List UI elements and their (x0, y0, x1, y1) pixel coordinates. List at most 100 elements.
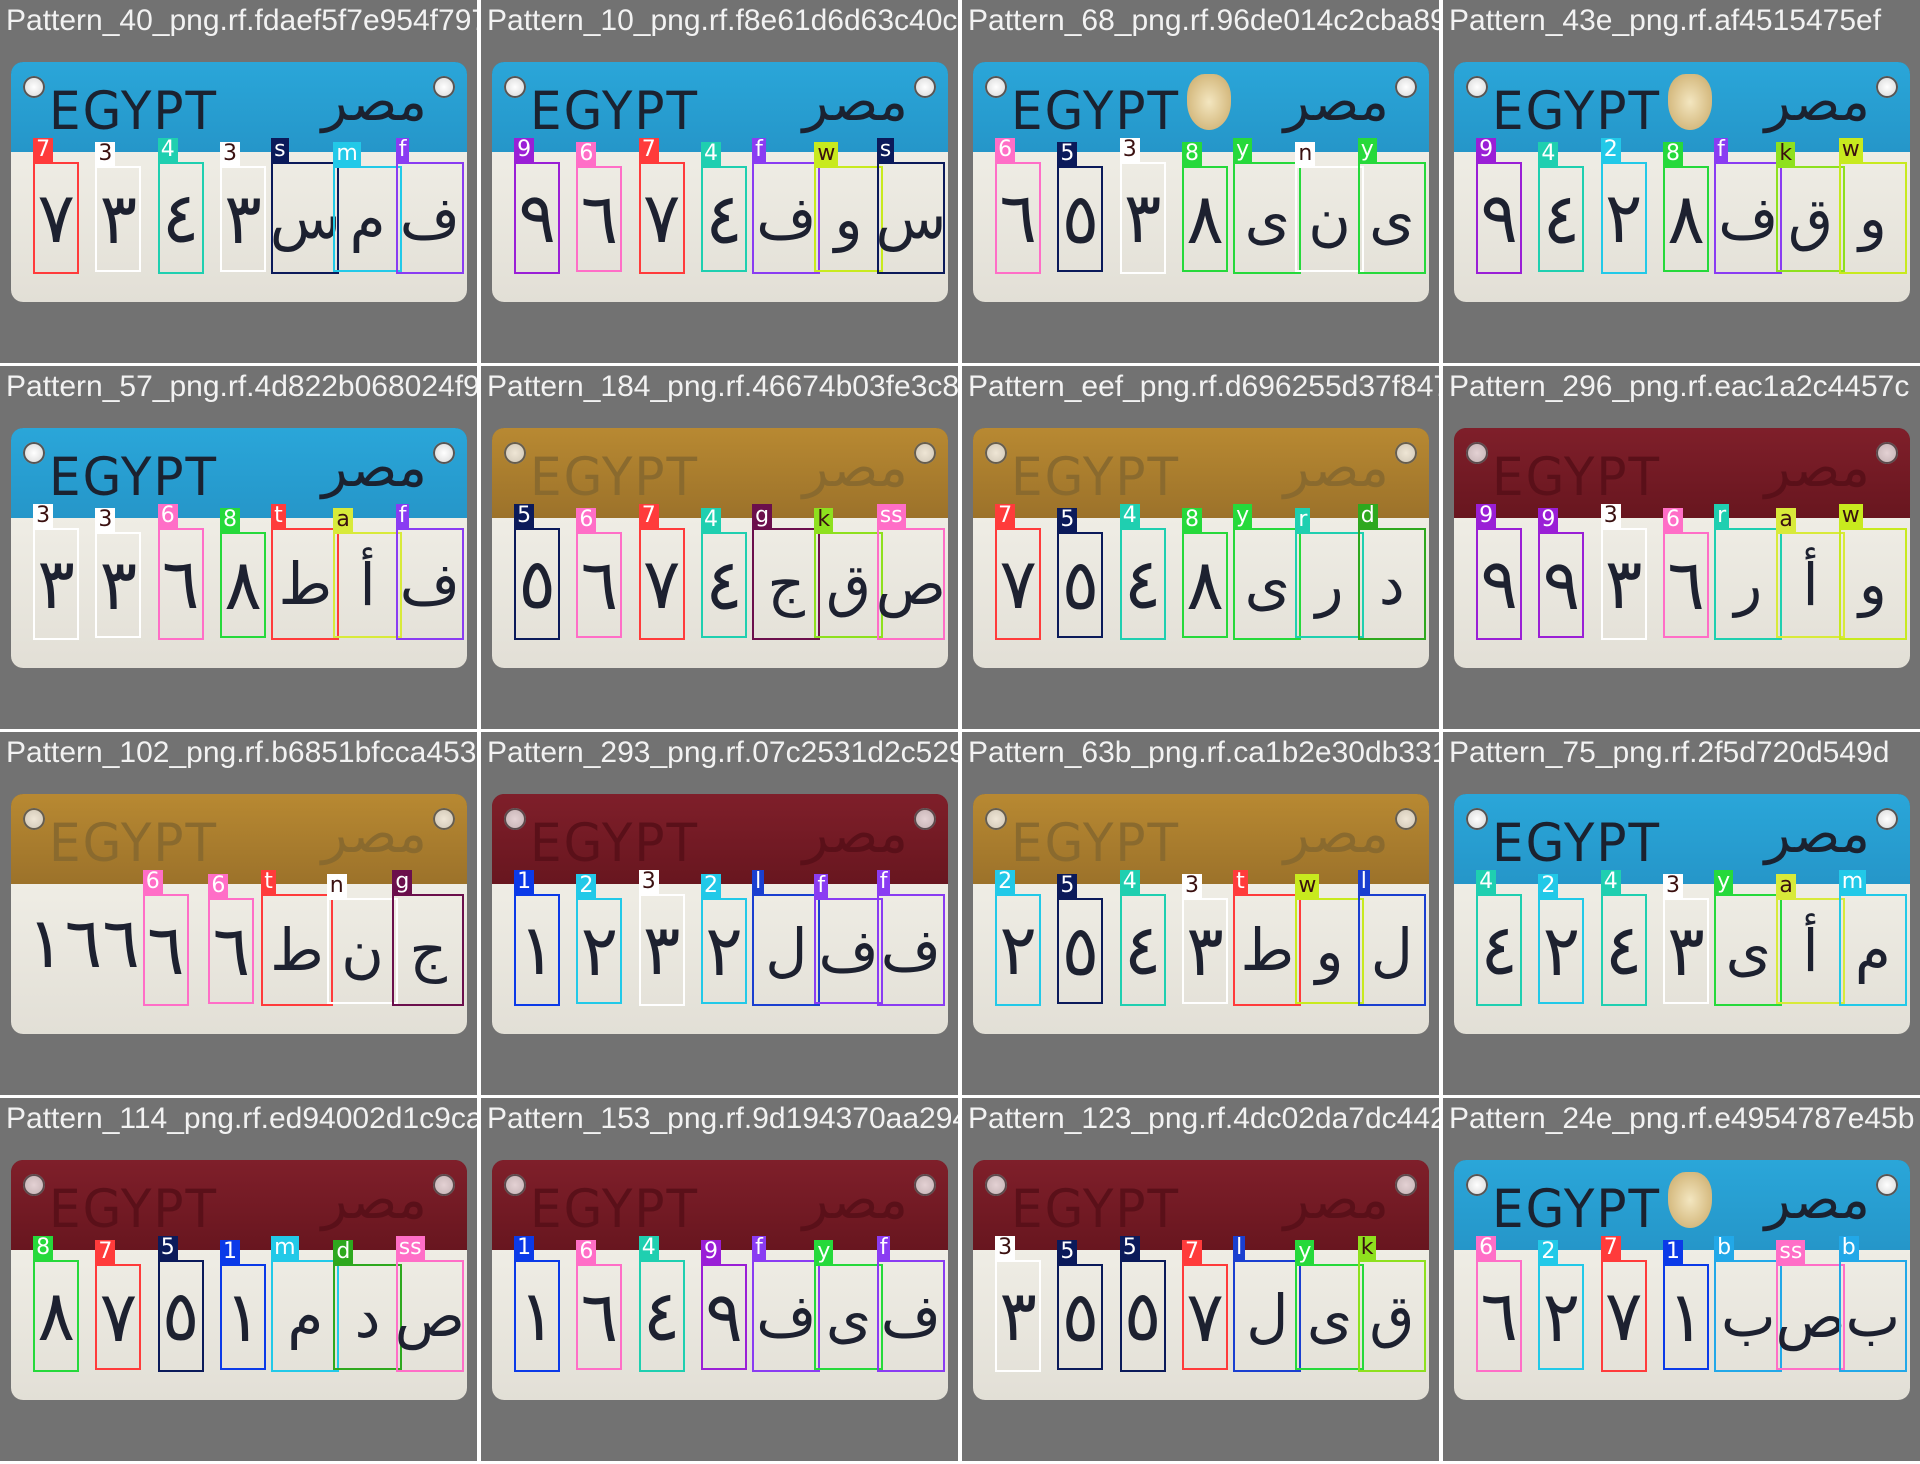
character-glyph: ٦ (146, 909, 185, 991)
class-label: 6 (1663, 508, 1683, 532)
character-glyph: ن (341, 917, 384, 985)
character-glyph: ى (1244, 184, 1290, 252)
character-glyph: د (1378, 550, 1405, 618)
prediction-tile: Pattern_43e_png.rf.af4515475ef EGYPT مصر ٩ 9… (1443, 0, 1920, 363)
plate-rivet (23, 442, 45, 464)
character-glyph: ٩ (705, 1276, 743, 1358)
character-glyph: ط (270, 916, 324, 984)
license-plate: EGYPT مصر ٩ 9 ٦ 6 ٧ 7 ٤ 4 ف f و w س s (492, 62, 948, 302)
class-label: 9 (1538, 508, 1559, 532)
class-label: 5 (1057, 1240, 1078, 1264)
class-label: l (1233, 1236, 1246, 1260)
character-glyph: ٧ (99, 1276, 138, 1358)
class-label: 4 (1538, 142, 1559, 166)
tile-title: Pattern_24e_png.rf.e4954787e45b (1449, 1102, 1915, 1135)
prediction-tile: Pattern_24e_png.rf.e4954787e45b EGYPT مصر ٦… (1443, 1098, 1920, 1461)
character-glyph: ٩ (1480, 543, 1518, 625)
character-glyph: ب (1845, 1282, 1901, 1350)
prediction-tile: Pattern_293_png.rf.07c2531d2c5297e9e7691… (481, 732, 958, 1095)
class-label: 6 (1476, 1236, 1497, 1260)
character-glyph: ٣ (99, 178, 138, 260)
class-label: ss (395, 1236, 425, 1260)
plate-top-band: EGYPT مصر (1454, 62, 1910, 152)
class-label: 2 (701, 874, 721, 898)
character-glyph: ٤ (1123, 909, 1162, 991)
unlabeled-glyphs: ١٦٦ (27, 902, 140, 984)
class-label: 3 (95, 142, 116, 166)
plate-rivet (914, 442, 936, 464)
plate-rivet (504, 76, 526, 98)
character-glyph: ج (767, 550, 805, 618)
character-glyph: ٦ (580, 1276, 619, 1358)
tile-title: Pattern_102_png.rf.b6851bfcca4535e6fe293 (6, 736, 477, 769)
plate-character-area (1454, 884, 1910, 1034)
plate-misr-text: مصر (1764, 802, 1870, 865)
character-glyph: ٦ (212, 910, 251, 992)
class-label: 3 (638, 870, 659, 894)
tile-title: Pattern_184_png.rf.46674b03fe3c8ebb3647f (487, 370, 958, 403)
character-glyph: ٤ (705, 178, 743, 260)
class-label: a (1776, 874, 1796, 898)
character-glyph: س (875, 184, 947, 252)
prediction-tile: Pattern_10_png.rf.f8e61d6d63c40c27be7d68… (481, 0, 958, 363)
plate-character-area (11, 884, 467, 1034)
plate-egypt-text: EGYPT (530, 446, 700, 508)
license-plate: EGYPT مصر ٩ 9 ٤ 4 ٢ 2 ٨ 8 ف f ق k و w (1454, 62, 1910, 302)
character-glyph: ٣ (99, 544, 138, 626)
class-label: t (261, 870, 276, 894)
character-glyph: ٥ (1061, 910, 1100, 992)
plate-rivet (1395, 1174, 1417, 1196)
class-label: 2 (576, 874, 597, 898)
plate-top-band: EGYPT مصر (973, 1160, 1429, 1250)
class-label: a (1776, 508, 1796, 532)
character-glyph: ق (826, 551, 872, 619)
character-glyph: ى (1244, 550, 1290, 618)
class-label: 6 (995, 138, 1016, 162)
class-label: l (752, 870, 765, 894)
class-label: 9 (1476, 504, 1497, 528)
plate-misr-text: مصر (1283, 1168, 1389, 1231)
character-glyph: و (1858, 550, 1887, 618)
plate-rivet (1466, 808, 1488, 830)
class-label: f (1714, 138, 1728, 162)
class-label: 5 (1057, 874, 1078, 898)
tile-title: Pattern_57_png.rf.4d822b068024f9aefd5486 (6, 370, 477, 403)
character-glyph: ١ (518, 909, 556, 991)
plate-character-area (492, 152, 948, 302)
class-label: 4 (1119, 504, 1140, 528)
plate-top-band: EGYPT مصر (11, 62, 467, 152)
class-label: 5 (514, 504, 535, 528)
plate-egypt-text: EGYPT (530, 1178, 700, 1240)
plate-rivet (1466, 76, 1488, 98)
class-label: 8 (220, 508, 240, 532)
character-glyph: ٦ (1667, 544, 1705, 626)
class-label: m (333, 142, 361, 166)
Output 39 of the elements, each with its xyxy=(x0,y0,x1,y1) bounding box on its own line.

■ What is being asked
Output the stretch of the records from the line containing "character-glyph: ٦ (146, 909, 185, 991)" through the line containing "prediction-tile: Pattern_43e_png.rf.af4515475ef EGYPT" as a Markdown table with columns Row and Line, leaving out any blank lines.

■ Expected answer
| Row | Line |
|---|---|
| 1 | character-glyph: ٦ (146, 909, 185, 991) |
| 2 | class-label: 6 (1663, 508, 1683, 532) |
| 3 | character-glyph: ن (341, 917, 384, 985) |
| 4 | character-glyph: ى (1244, 184, 1290, 252) |
| 5 | character-glyph: د (1378, 550, 1405, 618) |
| 6 | prediction-tile: Pattern_43e_png.rf.af4515475ef EGYPT مصر ٩ 9… (1443, 0, 1920, 363) |